(Chart and figure data)
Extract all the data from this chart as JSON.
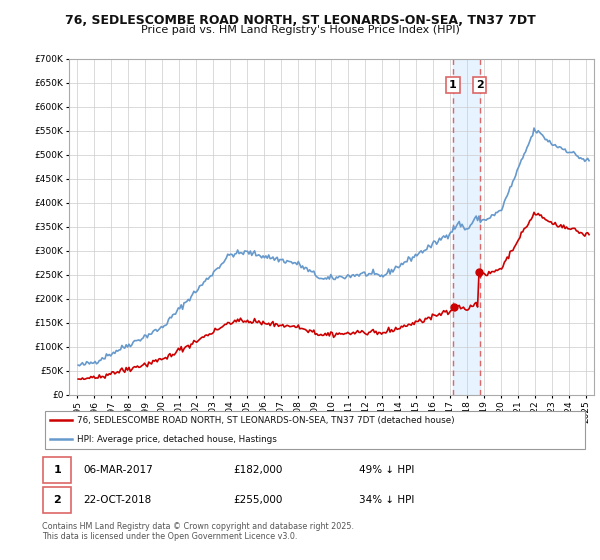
{
  "title1": "76, SEDLESCOMBE ROAD NORTH, ST LEONARDS-ON-SEA, TN37 7DT",
  "title2": "Price paid vs. HM Land Registry's House Price Index (HPI)",
  "hpi_color": "#6699cc",
  "price_color": "#cc0000",
  "dashed_color": "#dd6666",
  "shade_color": "#ddeeff",
  "background_color": "#ffffff",
  "grid_color": "#cccccc",
  "sale1_x": 2017.17,
  "sale1_price": 182000,
  "sale2_x": 2018.75,
  "sale2_price": 255000,
  "legend_line1": "76, SEDLESCOMBE ROAD NORTH, ST LEONARDS-ON-SEA, TN37 7DT (detached house)",
  "legend_line2": "HPI: Average price, detached house, Hastings",
  "footer": "Contains HM Land Registry data © Crown copyright and database right 2025.\nThis data is licensed under the Open Government Licence v3.0.",
  "ylim_max": 700000,
  "ylim_min": 0,
  "xmin": 1994.5,
  "xmax": 2025.5
}
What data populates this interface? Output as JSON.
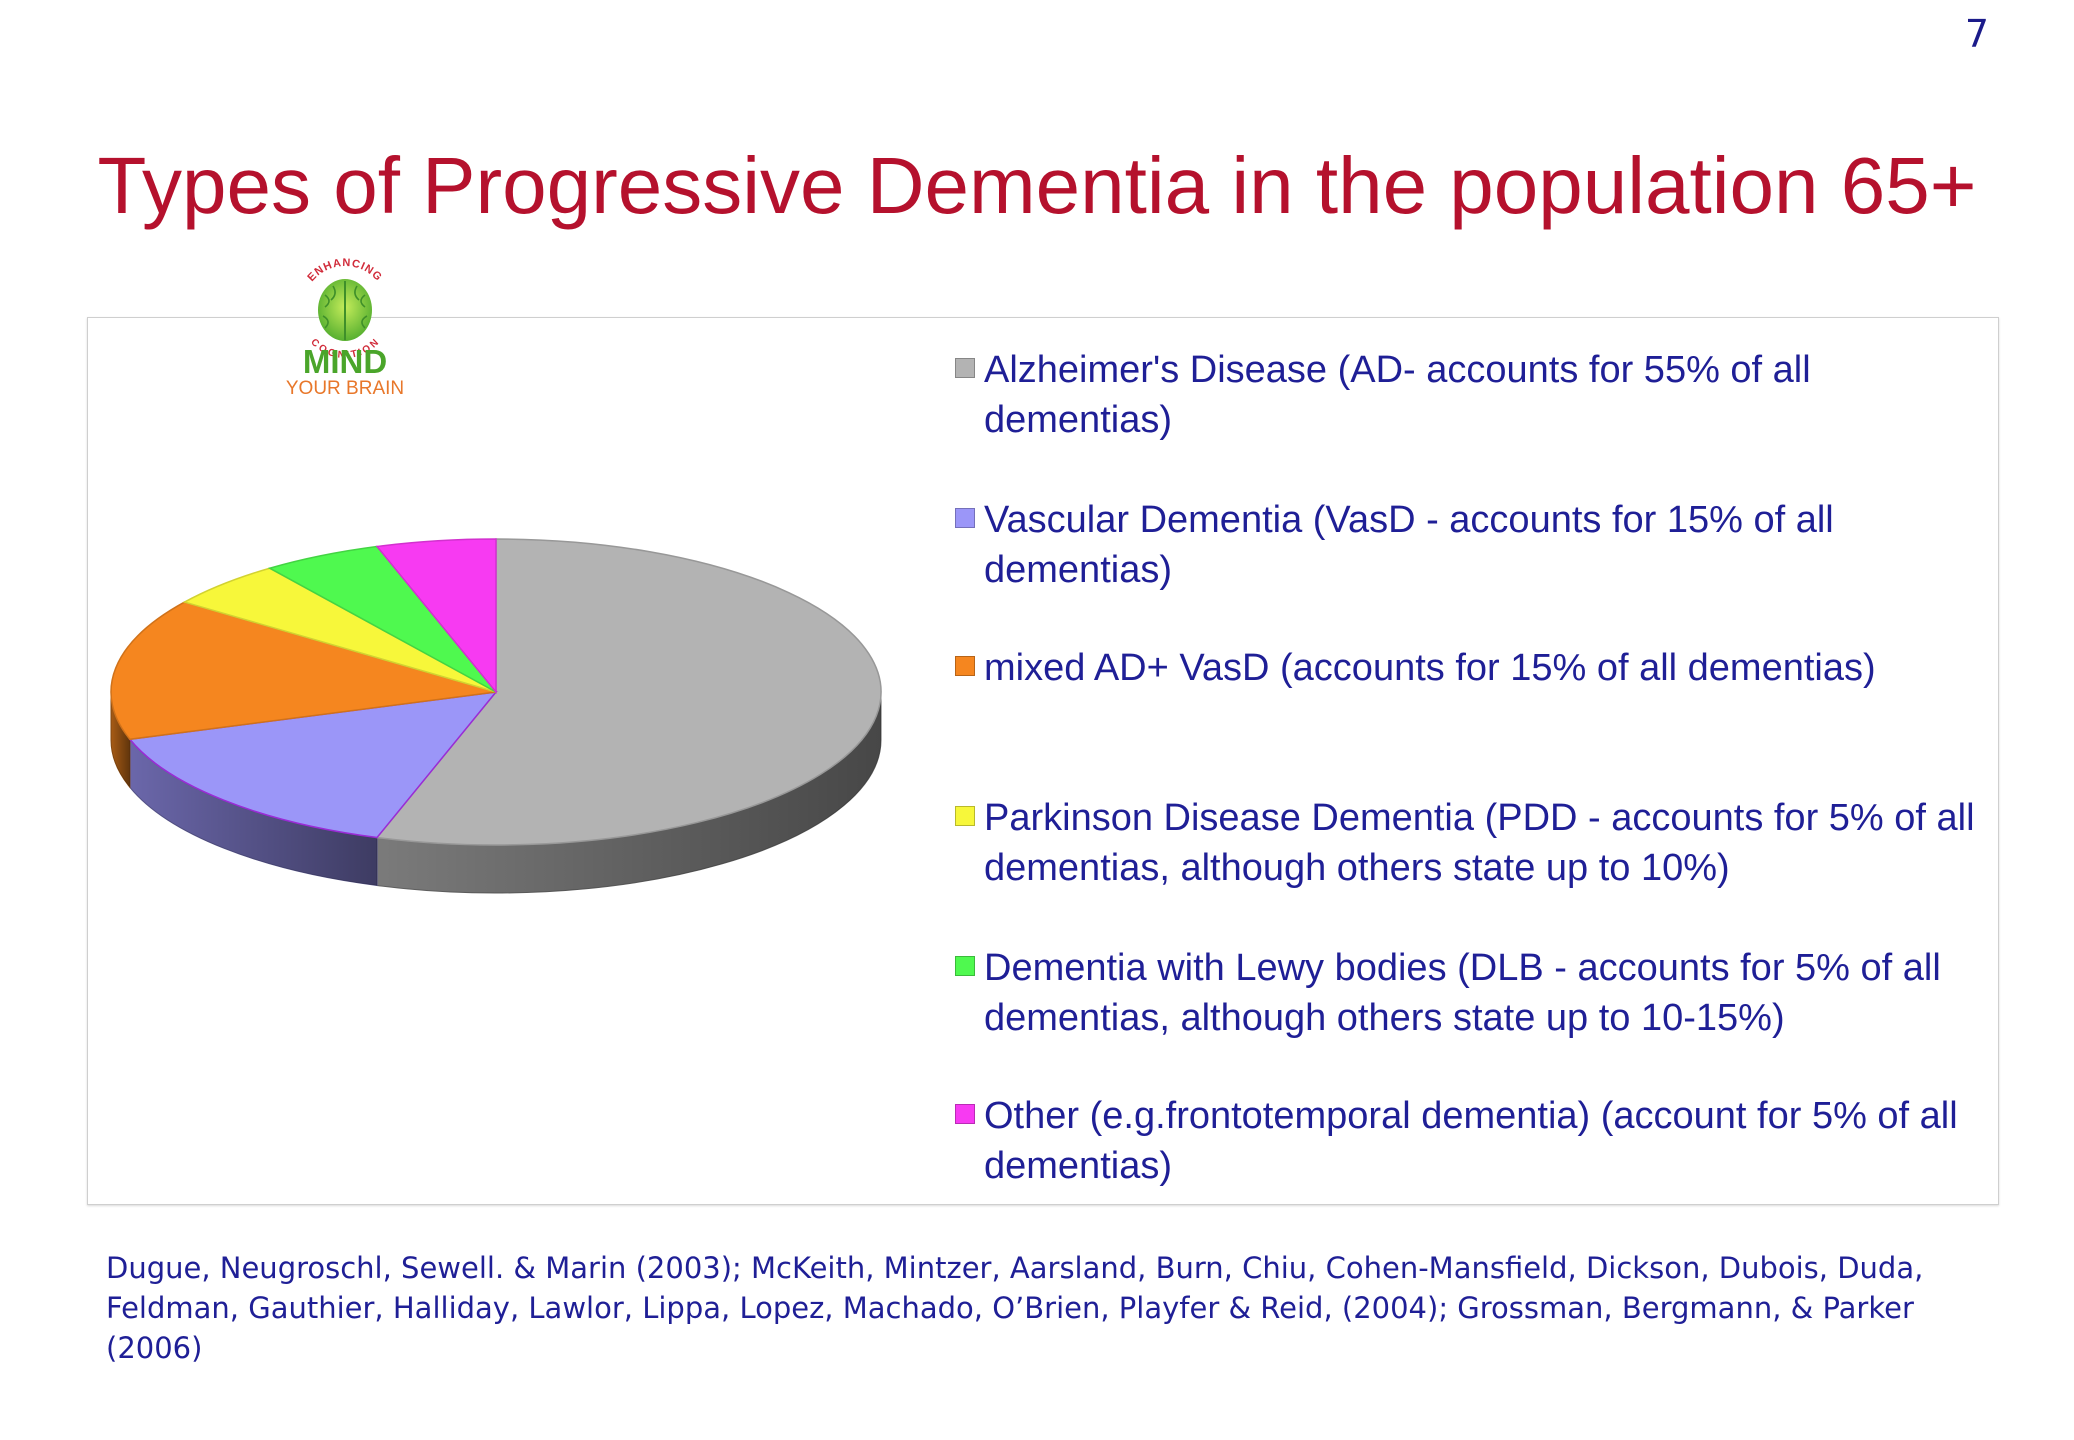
{
  "page_number": "7",
  "logo": {
    "arc_top": "ENHANCING",
    "arc_bottom": "COGNITION",
    "word1": "MIND",
    "word2": "YOUR BRAIN"
  },
  "chart_data": {
    "type": "pie",
    "title": "Types of Progressive Dementia in the population 65+",
    "style": "3d",
    "legend_position": "right",
    "slices": [
      {
        "label": "Alzheimer's Disease (AD- accounts for 55% of all dementias)",
        "value": 55,
        "color": "#b3b3b3"
      },
      {
        "label": "Vascular Dementia (VasD - accounts for 15% of all dementias)",
        "value": 15,
        "color": "#9b96f8"
      },
      {
        "label": "mixed AD+ VasD (accounts for 15% of all dementias)",
        "value": 15,
        "color": "#f5861f"
      },
      {
        "label": "Parkinson Disease Dementia (PDD - accounts for 5% of all dementias, although others state up to 10%)",
        "value": 5,
        "color": "#f7f73a"
      },
      {
        "label": "Dementia with Lewy bodies (DLB - accounts for 5% of all dementias, although others state up to 10-15%)",
        "value": 5,
        "color": "#4ff94f"
      },
      {
        "label": "Other (e.g.frontotemporal dementia) (account for 5% of all dementias)",
        "value": 5,
        "color": "#f73af2"
      }
    ]
  },
  "references": "Dugue, Neugroschl, Sewell. & Marin (2003); McKeith, Mintzer, Aarsland, Burn, Chiu, Cohen-Mansfield, Dickson, Dubois, Duda, Feldman, Gauthier, Halliday, Lawlor, Lippa, Lopez, Machado, O’Brien, Playfer & Reid, (2004); Grossman, Bergmann, & Parker (2006)"
}
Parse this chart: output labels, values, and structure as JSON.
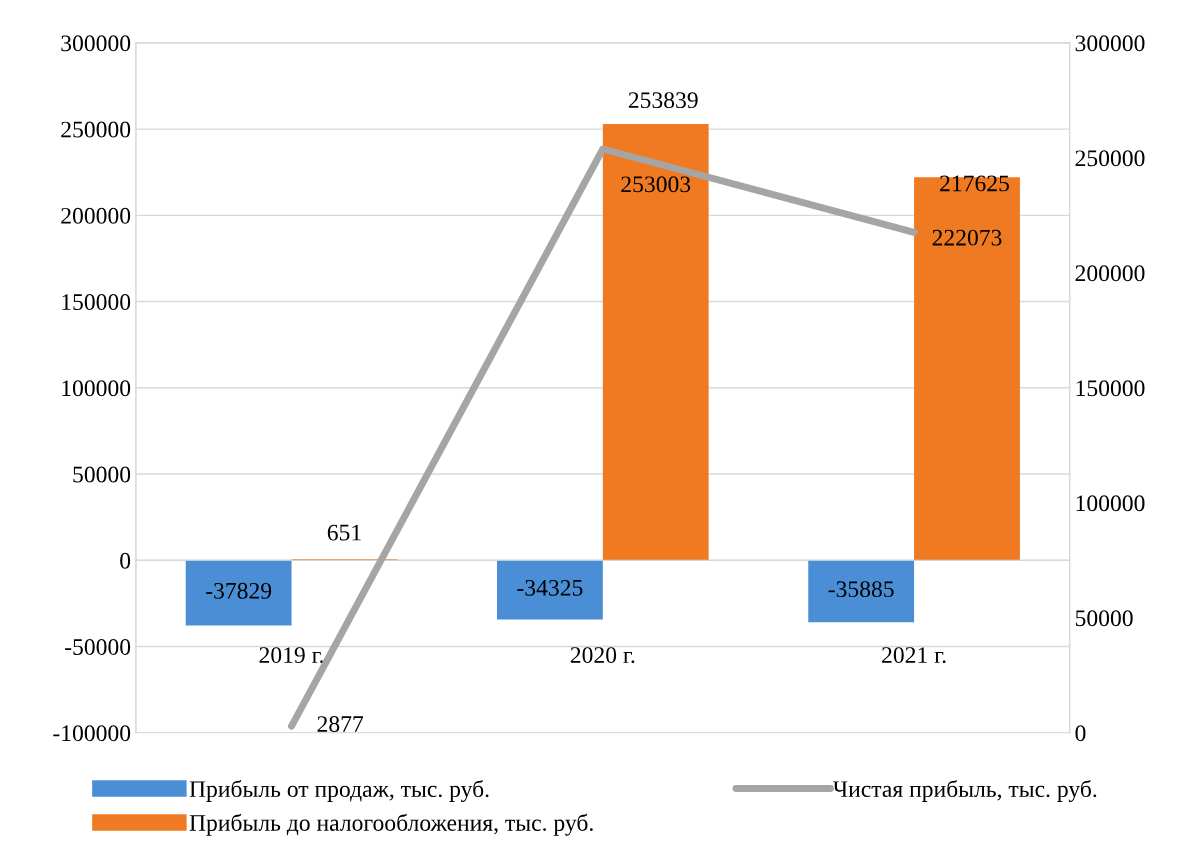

• _WHAT YOU HAVE TO DO_: Reproduce all of the data exactly; the pictures do not belong in the copy.

• _RESULT OF THIS TASK_:
Extract all the data from this chart as JSON.
{
  "title1": "76, SEDLESCOMBE ROAD NORTH, ST LEONARDS-ON-SEA, TN37 7DT",
  "title2": "Price paid vs. HM Land Registry's House Price Index (HPI)",
  "hpi_color": "#6699cc",
  "price_color": "#cc0000",
  "dashed_color": "#dd6666",
  "shade_color": "#ddeeff",
  "background_color": "#ffffff",
  "grid_color": "#cccccc",
  "sale1_x": 2017.17,
  "sale1_price": 182000,
  "sale2_x": 2018.75,
  "sale2_price": 255000,
  "legend_line1": "76, SEDLESCOMBE ROAD NORTH, ST LEONARDS-ON-SEA, TN37 7DT (detached house)",
  "legend_line2": "HPI: Average price, detached house, Hastings",
  "footer": "Contains HM Land Registry data © Crown copyright and database right 2025.\nThis data is licensed under the Open Government Licence v3.0.",
  "ylim_max": 700000,
  "ylim_min": 0,
  "xmin": 1994.5,
  "xmax": 2025.5
}
What data populates this interface? Output as JSON.
{
  "page_number": "7",
  "logo": {
    "arc_top": "ENHANCING",
    "arc_bottom": "COGNITION",
    "word1": "MIND",
    "word2": "YOUR BRAIN"
  },
  "chart_data": {
    "type": "pie",
    "title": "Types of Progressive Dementia in the population 65+",
    "style": "3d",
    "legend_position": "right",
    "slices": [
      {
        "label": "Alzheimer's Disease (AD- accounts for 55% of all dementias)",
        "value": 55,
        "color": "#b3b3b3"
      },
      {
        "label": "Vascular Dementia (VasD - accounts for 15% of all dementias)",
        "value": 15,
        "color": "#9b96f8"
      },
      {
        "label": "mixed AD+ VasD (accounts for 15% of all dementias)",
        "value": 15,
        "color": "#f5861f"
      },
      {
        "label": "Parkinson Disease Dementia (PDD - accounts for 5% of all dementias, although others state up to 10%)",
        "value": 5,
        "color": "#f7f73a"
      },
      {
        "label": "Dementia with Lewy bodies (DLB - accounts for 5% of all dementias, although others state up to 10-15%)",
        "value": 5,
        "color": "#4ff94f"
      },
      {
        "label": "Other (e.g.frontotemporal dementia) (account for 5% of all dementias)",
        "value": 5,
        "color": "#f73af2"
      }
    ]
  },
  "references": "Dugue, Neugroschl, Sewell. & Marin (2003); McKeith, Mintzer, Aarsland, Burn, Chiu, Cohen-Mansfield, Dickson, Dubois, Duda, Feldman, Gauthier, Halliday, Lawlor, Lippa, Lopez, Machado, O’Brien, Playfer & Reid, (2004); Grossman, Bergmann, & Parker (2006)"
}
Parse this chart: output labels, values, and structure as JSON.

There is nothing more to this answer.